(Dataset excerpt)
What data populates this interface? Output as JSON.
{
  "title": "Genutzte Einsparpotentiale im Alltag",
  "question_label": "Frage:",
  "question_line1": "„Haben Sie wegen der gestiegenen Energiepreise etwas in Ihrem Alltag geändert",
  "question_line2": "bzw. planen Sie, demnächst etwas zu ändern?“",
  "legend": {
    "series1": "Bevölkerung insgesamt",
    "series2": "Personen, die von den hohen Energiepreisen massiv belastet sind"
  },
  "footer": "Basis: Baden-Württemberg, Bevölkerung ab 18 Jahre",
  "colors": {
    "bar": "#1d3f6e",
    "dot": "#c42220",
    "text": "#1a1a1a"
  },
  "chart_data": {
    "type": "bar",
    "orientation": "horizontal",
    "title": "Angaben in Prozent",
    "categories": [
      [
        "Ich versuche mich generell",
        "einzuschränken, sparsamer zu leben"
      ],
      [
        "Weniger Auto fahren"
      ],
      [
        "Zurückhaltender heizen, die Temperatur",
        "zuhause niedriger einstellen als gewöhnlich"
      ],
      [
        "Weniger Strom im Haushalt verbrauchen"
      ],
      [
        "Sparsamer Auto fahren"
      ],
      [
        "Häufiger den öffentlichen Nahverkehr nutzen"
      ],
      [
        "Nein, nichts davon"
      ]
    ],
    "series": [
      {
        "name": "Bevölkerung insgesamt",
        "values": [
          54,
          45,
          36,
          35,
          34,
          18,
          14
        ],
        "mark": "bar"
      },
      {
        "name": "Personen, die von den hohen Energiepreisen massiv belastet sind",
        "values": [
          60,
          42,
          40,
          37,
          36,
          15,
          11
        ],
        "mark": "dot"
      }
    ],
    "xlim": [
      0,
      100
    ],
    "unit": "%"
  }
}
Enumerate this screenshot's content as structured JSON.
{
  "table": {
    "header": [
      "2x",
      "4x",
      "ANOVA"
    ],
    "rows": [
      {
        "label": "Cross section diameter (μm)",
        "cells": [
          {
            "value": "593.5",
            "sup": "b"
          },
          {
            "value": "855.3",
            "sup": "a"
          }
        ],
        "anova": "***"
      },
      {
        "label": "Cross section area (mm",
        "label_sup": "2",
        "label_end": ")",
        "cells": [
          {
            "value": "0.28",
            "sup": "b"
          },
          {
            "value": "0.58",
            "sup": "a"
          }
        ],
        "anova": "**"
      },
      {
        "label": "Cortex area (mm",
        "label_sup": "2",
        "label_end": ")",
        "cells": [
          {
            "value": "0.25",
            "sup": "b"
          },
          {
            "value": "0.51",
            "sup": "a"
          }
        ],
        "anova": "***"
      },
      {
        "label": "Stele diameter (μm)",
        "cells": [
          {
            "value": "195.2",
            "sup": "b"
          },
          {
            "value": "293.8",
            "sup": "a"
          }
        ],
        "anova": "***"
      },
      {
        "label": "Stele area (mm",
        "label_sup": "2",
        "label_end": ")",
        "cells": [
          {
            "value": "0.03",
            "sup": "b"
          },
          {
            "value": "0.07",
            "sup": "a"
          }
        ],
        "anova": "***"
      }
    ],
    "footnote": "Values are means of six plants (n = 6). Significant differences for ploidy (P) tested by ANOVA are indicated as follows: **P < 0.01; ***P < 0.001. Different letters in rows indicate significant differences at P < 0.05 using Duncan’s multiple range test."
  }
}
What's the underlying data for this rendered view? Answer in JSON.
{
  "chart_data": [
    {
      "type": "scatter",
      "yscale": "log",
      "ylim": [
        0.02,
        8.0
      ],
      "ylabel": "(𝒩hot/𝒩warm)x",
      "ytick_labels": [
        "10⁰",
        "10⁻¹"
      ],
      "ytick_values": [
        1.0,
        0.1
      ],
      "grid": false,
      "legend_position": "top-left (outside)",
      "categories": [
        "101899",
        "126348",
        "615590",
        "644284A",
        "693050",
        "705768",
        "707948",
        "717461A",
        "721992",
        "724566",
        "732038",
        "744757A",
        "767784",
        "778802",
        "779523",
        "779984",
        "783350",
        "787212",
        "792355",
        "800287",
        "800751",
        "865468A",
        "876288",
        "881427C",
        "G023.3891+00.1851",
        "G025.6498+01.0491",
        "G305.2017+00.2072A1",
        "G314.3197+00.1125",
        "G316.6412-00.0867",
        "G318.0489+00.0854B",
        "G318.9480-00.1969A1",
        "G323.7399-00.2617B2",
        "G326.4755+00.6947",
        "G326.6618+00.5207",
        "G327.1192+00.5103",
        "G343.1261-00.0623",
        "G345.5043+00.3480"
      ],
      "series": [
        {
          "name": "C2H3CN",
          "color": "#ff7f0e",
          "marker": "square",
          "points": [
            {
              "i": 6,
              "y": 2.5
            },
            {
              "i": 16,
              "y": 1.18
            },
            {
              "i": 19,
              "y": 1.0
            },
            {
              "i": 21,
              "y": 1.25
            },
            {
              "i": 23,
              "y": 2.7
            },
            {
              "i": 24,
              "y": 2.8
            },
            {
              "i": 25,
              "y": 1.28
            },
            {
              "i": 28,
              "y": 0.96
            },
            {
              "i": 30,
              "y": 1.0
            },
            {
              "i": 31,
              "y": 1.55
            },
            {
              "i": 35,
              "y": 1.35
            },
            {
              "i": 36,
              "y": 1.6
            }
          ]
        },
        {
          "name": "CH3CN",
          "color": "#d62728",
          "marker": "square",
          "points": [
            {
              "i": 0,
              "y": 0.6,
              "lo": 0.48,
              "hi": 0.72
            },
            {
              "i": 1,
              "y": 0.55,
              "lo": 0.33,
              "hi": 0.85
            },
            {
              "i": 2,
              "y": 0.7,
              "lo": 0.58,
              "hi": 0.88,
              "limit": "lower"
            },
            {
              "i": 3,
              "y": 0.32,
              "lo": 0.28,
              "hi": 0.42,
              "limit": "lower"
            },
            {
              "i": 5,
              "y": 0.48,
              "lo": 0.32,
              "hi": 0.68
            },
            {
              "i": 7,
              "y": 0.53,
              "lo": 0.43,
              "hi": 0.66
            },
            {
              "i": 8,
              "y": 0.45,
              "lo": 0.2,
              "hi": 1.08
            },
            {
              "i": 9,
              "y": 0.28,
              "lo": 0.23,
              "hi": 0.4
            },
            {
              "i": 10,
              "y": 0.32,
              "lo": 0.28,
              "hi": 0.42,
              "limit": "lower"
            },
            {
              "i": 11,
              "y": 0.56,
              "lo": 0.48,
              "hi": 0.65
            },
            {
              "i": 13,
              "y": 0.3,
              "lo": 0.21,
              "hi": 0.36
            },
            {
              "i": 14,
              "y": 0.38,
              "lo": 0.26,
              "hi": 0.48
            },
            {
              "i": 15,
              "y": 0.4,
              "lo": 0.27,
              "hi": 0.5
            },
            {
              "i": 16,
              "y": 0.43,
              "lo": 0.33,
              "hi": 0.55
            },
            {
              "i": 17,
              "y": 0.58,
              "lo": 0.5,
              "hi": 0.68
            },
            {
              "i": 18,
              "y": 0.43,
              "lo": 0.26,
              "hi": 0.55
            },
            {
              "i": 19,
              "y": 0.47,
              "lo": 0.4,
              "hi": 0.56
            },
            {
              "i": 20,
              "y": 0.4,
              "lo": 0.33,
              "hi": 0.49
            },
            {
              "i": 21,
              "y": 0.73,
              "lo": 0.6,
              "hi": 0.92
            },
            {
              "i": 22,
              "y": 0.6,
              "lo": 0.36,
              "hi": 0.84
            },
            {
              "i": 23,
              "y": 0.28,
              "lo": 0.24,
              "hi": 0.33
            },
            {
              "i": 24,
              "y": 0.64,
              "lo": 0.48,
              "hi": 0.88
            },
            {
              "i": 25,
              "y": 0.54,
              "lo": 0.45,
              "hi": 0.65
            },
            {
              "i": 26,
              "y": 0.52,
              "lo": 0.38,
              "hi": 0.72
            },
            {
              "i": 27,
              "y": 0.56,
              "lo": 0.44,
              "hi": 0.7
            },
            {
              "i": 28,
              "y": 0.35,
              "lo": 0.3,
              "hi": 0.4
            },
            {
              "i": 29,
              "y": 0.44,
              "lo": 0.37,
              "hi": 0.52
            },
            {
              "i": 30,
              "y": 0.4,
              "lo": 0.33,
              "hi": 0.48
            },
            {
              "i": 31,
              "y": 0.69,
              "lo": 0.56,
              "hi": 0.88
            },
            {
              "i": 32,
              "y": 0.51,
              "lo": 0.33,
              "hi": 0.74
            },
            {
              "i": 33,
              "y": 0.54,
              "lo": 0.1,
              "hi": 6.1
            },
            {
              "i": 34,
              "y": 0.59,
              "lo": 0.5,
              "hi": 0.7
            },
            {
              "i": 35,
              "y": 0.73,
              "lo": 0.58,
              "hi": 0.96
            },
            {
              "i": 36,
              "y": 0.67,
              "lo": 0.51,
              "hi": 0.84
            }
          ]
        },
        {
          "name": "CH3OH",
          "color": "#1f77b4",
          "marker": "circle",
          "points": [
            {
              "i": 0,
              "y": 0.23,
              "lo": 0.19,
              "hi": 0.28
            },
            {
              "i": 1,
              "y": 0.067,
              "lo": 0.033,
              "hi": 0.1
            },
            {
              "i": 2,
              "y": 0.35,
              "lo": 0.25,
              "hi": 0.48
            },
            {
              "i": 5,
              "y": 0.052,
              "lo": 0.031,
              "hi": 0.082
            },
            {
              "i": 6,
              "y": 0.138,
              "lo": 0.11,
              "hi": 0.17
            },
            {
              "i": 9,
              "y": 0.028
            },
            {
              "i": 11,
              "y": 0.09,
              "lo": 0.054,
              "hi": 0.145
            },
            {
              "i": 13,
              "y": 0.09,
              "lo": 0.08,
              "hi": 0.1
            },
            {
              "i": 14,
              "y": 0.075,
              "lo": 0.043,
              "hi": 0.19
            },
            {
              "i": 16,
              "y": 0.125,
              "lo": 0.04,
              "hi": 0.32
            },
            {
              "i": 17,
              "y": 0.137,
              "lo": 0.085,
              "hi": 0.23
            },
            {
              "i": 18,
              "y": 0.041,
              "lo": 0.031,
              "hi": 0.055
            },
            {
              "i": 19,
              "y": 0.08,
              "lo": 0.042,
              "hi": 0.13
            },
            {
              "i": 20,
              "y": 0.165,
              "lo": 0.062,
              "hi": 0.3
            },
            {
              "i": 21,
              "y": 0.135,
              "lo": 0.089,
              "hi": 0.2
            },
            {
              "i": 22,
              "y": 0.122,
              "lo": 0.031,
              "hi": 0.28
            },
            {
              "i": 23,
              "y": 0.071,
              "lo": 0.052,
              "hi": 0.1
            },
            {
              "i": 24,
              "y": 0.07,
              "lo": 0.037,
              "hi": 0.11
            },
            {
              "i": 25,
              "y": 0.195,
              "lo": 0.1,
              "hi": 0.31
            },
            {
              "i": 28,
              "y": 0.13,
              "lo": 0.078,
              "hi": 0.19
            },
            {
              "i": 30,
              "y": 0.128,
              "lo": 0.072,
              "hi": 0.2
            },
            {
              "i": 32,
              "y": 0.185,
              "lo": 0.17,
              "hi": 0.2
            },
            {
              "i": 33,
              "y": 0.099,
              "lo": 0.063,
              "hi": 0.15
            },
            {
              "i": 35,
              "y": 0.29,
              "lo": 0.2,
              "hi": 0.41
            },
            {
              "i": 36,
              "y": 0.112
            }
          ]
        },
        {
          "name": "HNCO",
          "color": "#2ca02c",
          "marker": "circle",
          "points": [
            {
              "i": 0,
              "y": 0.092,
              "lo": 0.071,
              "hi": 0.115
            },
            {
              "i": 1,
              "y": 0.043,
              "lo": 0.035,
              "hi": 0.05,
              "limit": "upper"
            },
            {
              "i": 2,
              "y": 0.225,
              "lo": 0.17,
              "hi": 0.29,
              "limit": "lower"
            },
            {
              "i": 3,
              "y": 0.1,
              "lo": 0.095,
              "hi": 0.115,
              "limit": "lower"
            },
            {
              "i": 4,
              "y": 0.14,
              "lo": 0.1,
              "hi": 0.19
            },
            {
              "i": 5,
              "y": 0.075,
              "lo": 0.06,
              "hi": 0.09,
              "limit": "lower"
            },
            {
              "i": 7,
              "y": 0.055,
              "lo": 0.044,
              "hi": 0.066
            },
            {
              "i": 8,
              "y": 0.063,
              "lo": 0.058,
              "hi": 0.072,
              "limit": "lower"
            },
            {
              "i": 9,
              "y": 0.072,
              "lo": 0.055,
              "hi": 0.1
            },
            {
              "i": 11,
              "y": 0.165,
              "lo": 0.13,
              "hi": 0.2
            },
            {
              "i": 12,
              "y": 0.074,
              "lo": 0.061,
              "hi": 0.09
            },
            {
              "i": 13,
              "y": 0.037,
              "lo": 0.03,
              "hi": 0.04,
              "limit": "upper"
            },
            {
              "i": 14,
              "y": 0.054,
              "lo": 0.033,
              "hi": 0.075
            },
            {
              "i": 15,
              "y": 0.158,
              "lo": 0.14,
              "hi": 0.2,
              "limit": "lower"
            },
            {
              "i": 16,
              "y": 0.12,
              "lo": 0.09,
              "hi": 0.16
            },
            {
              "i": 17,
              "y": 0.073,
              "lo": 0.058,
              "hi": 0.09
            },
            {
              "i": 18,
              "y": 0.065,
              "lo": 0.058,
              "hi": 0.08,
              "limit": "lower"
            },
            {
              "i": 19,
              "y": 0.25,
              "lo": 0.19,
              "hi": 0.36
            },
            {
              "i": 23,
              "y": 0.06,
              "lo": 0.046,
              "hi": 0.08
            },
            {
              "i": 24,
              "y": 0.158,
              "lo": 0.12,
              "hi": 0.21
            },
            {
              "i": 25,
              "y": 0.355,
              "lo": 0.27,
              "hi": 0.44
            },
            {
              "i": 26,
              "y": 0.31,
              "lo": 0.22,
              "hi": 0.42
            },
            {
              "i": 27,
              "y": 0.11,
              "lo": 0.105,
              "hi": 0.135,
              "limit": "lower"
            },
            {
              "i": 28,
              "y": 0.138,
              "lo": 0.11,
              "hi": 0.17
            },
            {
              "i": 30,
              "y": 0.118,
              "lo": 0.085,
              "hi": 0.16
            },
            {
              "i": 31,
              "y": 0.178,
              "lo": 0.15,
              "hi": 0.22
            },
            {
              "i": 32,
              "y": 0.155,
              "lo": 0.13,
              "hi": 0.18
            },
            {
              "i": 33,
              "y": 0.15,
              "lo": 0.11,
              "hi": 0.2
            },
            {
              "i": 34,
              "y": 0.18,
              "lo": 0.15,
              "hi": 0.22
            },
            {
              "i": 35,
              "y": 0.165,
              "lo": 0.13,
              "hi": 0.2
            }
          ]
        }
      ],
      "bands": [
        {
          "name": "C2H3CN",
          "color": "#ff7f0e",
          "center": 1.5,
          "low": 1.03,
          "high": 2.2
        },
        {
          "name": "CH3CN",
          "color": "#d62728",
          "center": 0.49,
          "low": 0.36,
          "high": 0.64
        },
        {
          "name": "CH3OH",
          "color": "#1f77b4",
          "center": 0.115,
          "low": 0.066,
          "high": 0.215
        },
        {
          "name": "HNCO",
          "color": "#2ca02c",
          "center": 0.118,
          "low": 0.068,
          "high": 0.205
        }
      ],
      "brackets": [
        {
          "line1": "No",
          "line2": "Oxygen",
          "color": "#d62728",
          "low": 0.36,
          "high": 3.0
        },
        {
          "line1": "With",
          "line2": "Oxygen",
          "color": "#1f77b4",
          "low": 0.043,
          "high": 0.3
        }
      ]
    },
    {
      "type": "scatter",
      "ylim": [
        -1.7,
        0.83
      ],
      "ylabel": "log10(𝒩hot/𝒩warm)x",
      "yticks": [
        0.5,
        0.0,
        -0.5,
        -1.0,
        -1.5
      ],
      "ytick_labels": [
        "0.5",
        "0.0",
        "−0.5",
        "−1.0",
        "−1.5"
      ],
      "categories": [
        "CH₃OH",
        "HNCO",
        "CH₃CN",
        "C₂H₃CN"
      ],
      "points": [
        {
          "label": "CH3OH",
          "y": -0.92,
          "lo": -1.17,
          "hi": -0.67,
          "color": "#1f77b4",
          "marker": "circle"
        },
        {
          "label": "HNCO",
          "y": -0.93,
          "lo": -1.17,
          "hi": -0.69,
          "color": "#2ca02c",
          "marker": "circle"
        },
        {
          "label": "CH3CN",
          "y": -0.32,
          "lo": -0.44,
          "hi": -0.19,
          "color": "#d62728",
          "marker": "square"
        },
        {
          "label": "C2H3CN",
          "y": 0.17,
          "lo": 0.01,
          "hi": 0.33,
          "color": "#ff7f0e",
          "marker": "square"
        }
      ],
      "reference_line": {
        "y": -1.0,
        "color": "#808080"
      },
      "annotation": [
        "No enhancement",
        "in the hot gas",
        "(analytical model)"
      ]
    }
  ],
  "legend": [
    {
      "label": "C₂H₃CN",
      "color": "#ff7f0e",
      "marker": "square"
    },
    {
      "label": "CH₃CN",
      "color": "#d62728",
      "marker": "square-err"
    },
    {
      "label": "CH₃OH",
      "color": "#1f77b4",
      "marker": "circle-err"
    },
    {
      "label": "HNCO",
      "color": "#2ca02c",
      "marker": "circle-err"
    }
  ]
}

_Work to complete_. Copy out every line in the entries above that holds "Auto".

_Exercise solution_.
        "Weniger Auto fahren"
        "Sparsamer Auto fahren"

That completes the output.